- _What to produce_
Scan the entries below and extract each line with the word "OBSERVED" in it.

- _Supplied data_
------------

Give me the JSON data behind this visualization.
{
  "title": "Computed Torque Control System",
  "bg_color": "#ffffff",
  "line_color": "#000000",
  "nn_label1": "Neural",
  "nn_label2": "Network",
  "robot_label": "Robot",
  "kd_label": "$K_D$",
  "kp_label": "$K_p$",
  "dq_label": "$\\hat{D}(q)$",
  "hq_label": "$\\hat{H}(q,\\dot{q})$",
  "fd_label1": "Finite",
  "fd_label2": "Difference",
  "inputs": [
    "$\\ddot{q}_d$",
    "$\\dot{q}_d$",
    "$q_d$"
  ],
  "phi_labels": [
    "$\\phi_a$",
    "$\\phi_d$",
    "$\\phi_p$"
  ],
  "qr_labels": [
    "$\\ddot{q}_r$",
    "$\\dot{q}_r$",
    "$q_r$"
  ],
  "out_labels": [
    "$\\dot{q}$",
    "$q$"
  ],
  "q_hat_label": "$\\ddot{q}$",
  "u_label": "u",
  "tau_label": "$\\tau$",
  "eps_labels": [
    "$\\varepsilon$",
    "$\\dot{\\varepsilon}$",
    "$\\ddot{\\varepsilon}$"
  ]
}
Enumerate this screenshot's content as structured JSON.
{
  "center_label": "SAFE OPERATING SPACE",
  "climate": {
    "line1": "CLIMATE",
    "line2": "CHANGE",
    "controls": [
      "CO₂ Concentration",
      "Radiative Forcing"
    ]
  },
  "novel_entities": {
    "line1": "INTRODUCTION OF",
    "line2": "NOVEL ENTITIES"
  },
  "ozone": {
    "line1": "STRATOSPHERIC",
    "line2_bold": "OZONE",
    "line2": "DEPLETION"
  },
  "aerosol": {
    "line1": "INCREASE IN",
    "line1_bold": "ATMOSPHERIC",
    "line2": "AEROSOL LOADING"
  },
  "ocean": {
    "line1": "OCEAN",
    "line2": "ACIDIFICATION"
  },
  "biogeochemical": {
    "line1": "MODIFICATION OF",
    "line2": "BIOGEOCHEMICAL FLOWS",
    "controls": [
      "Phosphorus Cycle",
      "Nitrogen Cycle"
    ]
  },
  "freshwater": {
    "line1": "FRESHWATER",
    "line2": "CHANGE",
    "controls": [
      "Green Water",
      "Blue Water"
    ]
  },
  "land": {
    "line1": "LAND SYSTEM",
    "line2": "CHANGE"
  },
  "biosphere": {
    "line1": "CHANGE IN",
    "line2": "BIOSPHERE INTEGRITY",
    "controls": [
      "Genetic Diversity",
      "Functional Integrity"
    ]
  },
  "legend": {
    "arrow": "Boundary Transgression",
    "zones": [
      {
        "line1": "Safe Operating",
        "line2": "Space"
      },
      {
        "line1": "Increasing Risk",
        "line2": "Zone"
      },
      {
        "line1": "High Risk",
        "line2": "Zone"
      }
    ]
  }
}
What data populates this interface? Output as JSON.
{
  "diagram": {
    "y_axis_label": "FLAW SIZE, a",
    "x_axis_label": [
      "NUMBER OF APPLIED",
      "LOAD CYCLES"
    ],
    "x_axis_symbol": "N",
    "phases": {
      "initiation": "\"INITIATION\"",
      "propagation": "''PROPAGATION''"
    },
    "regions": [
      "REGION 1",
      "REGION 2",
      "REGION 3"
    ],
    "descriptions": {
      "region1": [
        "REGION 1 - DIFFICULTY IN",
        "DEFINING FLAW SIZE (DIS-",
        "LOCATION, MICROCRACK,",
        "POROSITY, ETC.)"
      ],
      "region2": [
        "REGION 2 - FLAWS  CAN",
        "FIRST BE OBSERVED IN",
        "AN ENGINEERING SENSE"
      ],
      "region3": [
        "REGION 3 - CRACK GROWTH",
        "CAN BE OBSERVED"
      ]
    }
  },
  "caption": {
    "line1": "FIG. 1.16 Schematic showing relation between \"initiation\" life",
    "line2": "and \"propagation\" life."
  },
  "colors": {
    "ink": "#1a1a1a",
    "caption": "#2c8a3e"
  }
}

------------

- _Response_
        "FIRST BE OBSERVED IN",
        "CAN BE OBSERVED"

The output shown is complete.